◆ **Instruction**:
Look through the records that follow. Copy every line containing the word "bienestar".

## begin The records

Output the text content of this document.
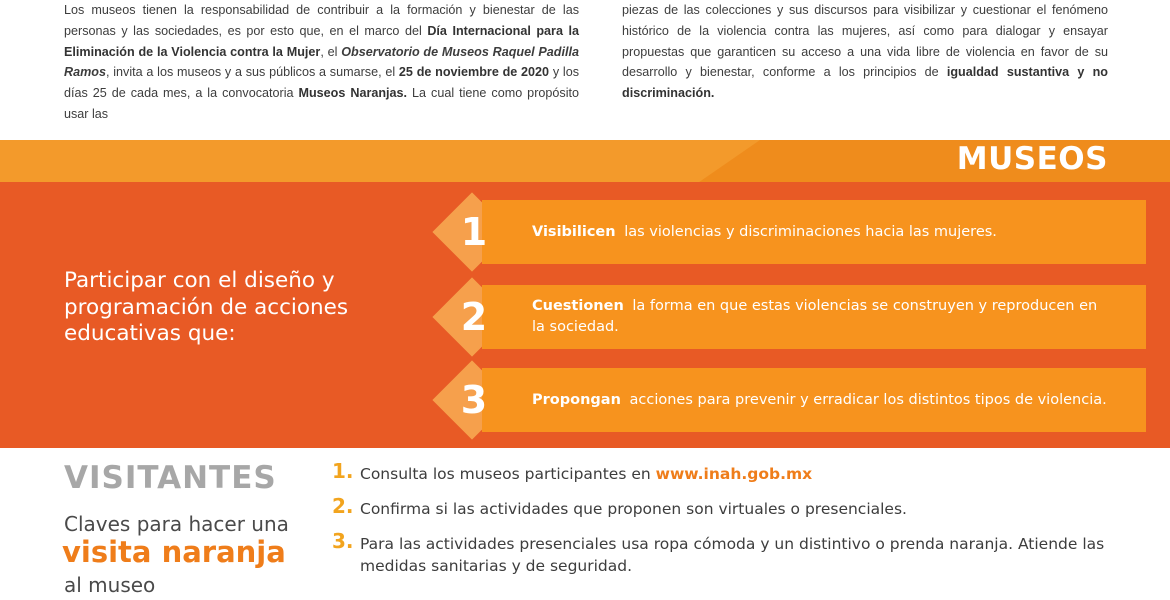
Los museos tienen la responsabilidad de contribuir a la formación y bienestar de las personas y las sociedades, es por esto que, en el marco del Día Internacional para la Eliminación de la Violencia contra la Mujer, el Observatorio de Museos Raquel Padilla Ramos, invita a los museos y a sus públicos a sumarse, el 25 de noviembre de 2020 y los días 25 de cada mes, a la convocatoria Museos Naranjas. La cual tiene como propósito usar las
piezas de las colecciones y sus discursos para visibilizar y cuestionar el fenómeno histórico de la violencia contra las mujeres, así como para dialogar y ensayar propuestas que garanticen su acceso a una vida libre de violencia en favor de su desarrollo y bienestar, conforme a los principios de igualdad sustantiva y no discriminación.
MUSEOS
Participar con el diseño y programación de acciones educativas que:
Visibilicen las violencias y discriminaciones hacia las mujeres.
1
Cuestionen la forma en que estas violencias se construyen y reproducen en la sociedad.
2
Propongan acciones para prevenir y erradicar los distintos tipos de violencia.
3
VISITANTES
Claves para hacer una
visita naranja
al museo
1. Consulta los museos participantes en www.inah.gob.mx
2. Confirma si las actividades que proponen son virtuales o presenciales.
3. Para las actividades presenciales usa ropa cómoda y un distintivo o prenda naranja. Atiende las medidas sanitarias y de seguridad.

## end The records

◆ **Answer below**:
Los museos tienen la responsabilidad de contribuir a la formación y bienestar de las personas y las sociedades, es por esto que, en el marco del Día Internacional para la Eliminación de la Violencia contra la Mujer, el Observatorio de Museos Raquel Padilla Ramos, invita a los museos y a sus públicos a sumarse, el 25 de noviembre de 2020 y los días 25 de cada mes, a la convocatoria Museos Naranjas. La cual tiene como propósito usar las
piezas de las colecciones y sus discursos para visibilizar y cuestionar el fenómeno histórico de la violencia contra las mujeres, así como para dialogar y ensayar propuestas que garanticen su acceso a una vida libre de violencia en favor de su desarrollo y bienestar, conforme a los principios de igualdad sustantiva y no discriminación.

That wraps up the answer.